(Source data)
■ ■ ■

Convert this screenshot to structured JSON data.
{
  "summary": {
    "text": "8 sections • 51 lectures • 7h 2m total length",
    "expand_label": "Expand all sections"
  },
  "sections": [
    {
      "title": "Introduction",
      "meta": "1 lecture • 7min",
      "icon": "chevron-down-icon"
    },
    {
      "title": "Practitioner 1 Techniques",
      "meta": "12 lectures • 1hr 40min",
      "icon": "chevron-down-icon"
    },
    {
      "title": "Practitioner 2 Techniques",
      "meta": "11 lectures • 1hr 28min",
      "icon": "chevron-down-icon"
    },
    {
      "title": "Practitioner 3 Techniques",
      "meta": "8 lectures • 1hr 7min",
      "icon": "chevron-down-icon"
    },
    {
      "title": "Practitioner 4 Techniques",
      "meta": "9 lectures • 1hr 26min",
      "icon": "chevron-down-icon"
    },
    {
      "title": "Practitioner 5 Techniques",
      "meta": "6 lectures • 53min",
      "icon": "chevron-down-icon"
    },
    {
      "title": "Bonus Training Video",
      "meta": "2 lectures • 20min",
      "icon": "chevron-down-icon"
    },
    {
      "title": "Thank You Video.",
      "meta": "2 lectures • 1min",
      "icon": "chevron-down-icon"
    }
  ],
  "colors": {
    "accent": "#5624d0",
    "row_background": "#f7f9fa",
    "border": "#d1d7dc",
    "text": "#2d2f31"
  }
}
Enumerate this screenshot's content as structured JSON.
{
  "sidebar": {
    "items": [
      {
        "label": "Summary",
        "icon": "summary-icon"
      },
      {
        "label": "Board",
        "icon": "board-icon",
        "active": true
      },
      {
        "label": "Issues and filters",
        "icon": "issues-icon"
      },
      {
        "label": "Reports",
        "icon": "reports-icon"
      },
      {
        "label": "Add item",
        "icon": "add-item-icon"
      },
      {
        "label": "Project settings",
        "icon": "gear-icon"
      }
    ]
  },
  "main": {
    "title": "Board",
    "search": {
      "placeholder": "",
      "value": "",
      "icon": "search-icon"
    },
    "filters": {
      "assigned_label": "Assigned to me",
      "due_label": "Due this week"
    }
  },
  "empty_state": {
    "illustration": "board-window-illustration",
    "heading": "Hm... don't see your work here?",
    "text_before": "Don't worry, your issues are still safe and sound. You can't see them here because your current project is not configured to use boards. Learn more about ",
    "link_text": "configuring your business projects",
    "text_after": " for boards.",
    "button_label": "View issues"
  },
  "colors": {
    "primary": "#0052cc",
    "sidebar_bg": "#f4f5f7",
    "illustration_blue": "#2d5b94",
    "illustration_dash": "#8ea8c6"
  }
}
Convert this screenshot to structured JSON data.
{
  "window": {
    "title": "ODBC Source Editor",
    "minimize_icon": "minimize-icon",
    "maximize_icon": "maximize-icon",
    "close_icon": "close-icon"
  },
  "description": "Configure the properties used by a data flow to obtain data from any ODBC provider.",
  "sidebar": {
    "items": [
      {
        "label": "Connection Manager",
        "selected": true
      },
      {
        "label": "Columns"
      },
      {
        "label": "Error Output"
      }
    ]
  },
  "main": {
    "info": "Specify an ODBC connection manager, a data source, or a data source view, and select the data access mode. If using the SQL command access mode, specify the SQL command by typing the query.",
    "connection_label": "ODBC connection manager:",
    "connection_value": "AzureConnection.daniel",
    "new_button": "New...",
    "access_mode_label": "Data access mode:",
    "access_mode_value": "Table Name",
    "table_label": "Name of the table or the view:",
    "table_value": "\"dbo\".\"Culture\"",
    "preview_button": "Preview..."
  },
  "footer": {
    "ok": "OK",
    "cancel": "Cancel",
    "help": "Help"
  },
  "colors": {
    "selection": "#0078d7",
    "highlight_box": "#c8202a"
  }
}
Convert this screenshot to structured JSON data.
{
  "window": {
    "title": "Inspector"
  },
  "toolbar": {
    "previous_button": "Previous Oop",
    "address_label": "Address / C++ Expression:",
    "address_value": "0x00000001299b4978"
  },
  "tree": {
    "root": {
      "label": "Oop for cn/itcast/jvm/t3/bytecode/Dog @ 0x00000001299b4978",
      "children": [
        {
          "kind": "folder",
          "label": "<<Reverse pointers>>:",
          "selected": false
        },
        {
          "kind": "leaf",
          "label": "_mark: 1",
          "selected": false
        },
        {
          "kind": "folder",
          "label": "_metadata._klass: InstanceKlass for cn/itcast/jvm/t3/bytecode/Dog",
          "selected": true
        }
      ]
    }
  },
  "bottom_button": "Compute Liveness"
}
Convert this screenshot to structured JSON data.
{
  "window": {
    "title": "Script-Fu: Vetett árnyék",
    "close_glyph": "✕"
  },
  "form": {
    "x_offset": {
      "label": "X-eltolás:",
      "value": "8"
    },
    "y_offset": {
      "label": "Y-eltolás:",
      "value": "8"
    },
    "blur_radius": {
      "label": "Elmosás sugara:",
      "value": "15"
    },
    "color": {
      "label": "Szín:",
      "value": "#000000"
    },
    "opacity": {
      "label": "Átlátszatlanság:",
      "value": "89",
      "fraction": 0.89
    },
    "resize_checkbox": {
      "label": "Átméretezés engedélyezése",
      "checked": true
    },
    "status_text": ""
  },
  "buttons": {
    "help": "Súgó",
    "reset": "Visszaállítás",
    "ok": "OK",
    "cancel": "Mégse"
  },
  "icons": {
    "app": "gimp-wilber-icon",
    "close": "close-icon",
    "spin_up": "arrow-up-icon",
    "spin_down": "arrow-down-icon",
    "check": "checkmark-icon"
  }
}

■ ■ ■

REQUIREMENTS: Show the lines of the material that contain the word "Practitioner".

OUTPUT OF THE EXERCISE:
      "title": "Practitioner 1 Techniques",
      "title": "Practitioner 2 Techniques",
      "title": "Practitioner 3 Techniques",
      "title": "Practitioner 4 Techniques",
      "title": "Practitioner 5 Techniques",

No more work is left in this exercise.